====== EXERCISE PASSAGE ======
Molly Manning Walker (director)
(studio)
15 (certificate)
91 (length)
03 November 2023 (released)
01 November 2023
Tara (Mia McKenna-Bruce), Skye (Lara Peake) and Em (Enva Lewis) are off their holidays having completed their exams and looking to enjoy some sun, booze and, for Tara, sex, for the first time. She is absolutely determined to that the holiday will be the one, ably ‘supported’ by her friends. The hotel is all that they wanted overlooking the pool, and the nightlife more than meeting expectations.
Hooking up with another trio they hang out and there’s an attraction between Tara and Badger (Shaun Thomas), which is to some extent tarnished when she witnesses his participation in a grotesque drinking game (that must skirt legality) urged on by the holiday reps. It’s at this point that Tara begins to see the holiday from another perspective as the dazzle of the lights, the pumping incessant dance music, people and booze begin to bludgeon her.
She finds some respite with another older group, and while there’s booze and silliness, there’s none of the dark edge of pool game. Having gone off Badger a bit, his pal the boorish Paddy (Samuel Bottomley) starts to take an interest. A walk on the beach, fumbles then sex and done.
This is at times a distressing film from debut writer/director Molly Manning Walker featuring a brilliant, sensitive performance from Mia McKenna-Bruce. Her initial joy at being on holiday with her friends, out of school and taking further steps towards adulthood are wonderful to watch. And the sadness as it all begins to ebb away as the holiday gets into gear.
======
● **TASK DESCRIPTION**: Copy the film review above word for word, from the director's name at the top through its last line.
====== DATASET CONTENT ======
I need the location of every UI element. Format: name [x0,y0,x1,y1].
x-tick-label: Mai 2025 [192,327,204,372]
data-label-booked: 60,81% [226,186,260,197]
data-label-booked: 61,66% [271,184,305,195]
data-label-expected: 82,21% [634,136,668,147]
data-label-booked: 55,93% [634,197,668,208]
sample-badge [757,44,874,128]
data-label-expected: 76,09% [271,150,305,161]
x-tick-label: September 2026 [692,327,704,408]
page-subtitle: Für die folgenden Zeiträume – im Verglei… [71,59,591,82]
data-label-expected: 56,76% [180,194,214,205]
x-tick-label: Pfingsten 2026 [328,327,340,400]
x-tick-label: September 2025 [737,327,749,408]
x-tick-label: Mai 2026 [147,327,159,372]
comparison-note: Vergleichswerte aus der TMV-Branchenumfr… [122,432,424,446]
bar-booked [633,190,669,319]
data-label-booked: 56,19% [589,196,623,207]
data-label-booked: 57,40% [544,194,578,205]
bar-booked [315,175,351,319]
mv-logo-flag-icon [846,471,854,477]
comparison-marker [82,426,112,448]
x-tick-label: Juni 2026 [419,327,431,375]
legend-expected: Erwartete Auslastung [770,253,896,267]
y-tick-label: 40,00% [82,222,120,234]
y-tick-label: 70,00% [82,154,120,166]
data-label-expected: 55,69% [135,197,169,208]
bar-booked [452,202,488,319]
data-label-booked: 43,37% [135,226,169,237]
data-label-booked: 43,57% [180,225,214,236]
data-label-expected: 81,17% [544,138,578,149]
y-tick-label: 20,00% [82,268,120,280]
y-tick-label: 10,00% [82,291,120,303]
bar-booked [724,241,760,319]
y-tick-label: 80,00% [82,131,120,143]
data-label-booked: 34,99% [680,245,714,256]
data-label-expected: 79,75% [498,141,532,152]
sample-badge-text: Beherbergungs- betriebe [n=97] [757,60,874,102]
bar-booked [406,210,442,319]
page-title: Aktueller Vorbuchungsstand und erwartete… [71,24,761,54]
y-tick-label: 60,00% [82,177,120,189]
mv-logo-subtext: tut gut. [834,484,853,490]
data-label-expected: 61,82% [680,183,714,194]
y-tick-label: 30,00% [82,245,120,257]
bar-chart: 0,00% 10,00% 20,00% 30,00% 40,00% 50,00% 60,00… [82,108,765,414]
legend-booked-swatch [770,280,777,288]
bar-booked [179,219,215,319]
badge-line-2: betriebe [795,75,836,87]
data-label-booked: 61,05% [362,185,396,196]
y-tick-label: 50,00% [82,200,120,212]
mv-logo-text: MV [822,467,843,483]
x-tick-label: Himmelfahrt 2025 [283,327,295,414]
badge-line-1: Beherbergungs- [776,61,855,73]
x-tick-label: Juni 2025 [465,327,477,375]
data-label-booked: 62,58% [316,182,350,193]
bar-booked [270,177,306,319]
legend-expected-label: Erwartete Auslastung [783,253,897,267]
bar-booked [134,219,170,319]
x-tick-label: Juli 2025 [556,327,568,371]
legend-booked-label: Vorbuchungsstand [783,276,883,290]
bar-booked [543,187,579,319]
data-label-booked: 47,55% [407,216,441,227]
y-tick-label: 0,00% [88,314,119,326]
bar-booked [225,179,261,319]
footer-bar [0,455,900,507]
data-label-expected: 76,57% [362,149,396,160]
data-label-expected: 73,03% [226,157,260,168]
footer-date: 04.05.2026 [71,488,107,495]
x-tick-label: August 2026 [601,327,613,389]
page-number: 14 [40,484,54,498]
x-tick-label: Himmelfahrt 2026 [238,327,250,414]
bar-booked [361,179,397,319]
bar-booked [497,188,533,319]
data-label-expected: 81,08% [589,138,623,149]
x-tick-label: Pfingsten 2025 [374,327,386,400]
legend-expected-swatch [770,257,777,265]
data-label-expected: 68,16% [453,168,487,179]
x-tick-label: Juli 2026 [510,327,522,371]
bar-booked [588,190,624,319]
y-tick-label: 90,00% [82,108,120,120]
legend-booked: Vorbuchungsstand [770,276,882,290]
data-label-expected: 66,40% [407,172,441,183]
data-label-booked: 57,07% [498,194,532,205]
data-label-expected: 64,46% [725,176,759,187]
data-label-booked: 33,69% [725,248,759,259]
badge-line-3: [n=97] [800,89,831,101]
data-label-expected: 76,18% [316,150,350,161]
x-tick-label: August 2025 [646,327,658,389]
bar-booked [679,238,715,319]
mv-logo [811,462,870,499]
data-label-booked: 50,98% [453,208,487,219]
======
● **SOLUTION FOR THIS EXERCISE**:
Molly Manning Walker (director)
(studio)
15 (certificate)
91 (length)
03 November 2023 (released)
01 November 2023
Tara (Mia McKenna-Bruce), Skye (Lara Peake) and Em (Enva Lewis) are off their holidays having completed their exams and looking to enjoy some sun, booze and, for Tara, sex, for the first time. She is absolutely determined to that the holiday will be the one, ably ‘supported’ by her friends. The hotel is all that they wanted overlooking the pool, and the nightlife more than meeting expectations.
Hooking up with another trio they hang out and there’s an attraction between Tara and Badger (Shaun Thomas), which is to some extent tarnished when she witnesses his participation in a grotesque drinking game (that must skirt legality) urged on by the holiday reps. It’s at this point that Tara begins to see the holiday from another perspective as the dazzle of the lights, the pumping incessant dance music, people and booze begin to bludgeon her.
She finds some respite with another older group, and while there’s booze and silliness, there’s none of the dark edge of pool game. Having gone off Badger a bit, his pal the boorish Paddy (Samuel Bottomley) starts to take an interest. A walk on the beach, fumbles then sex and done.
This is at times a distressing film from debut writer/director Molly Manning Walker featuring a brilliant, sensitive performance from Mia McKenna-Bruce. Her initial joy at being on holiday with her friends, out of school and taking further steps towards adulthood are wonderful to watch. And the sadness as it all begins to ebb away as the holiday gets into gear.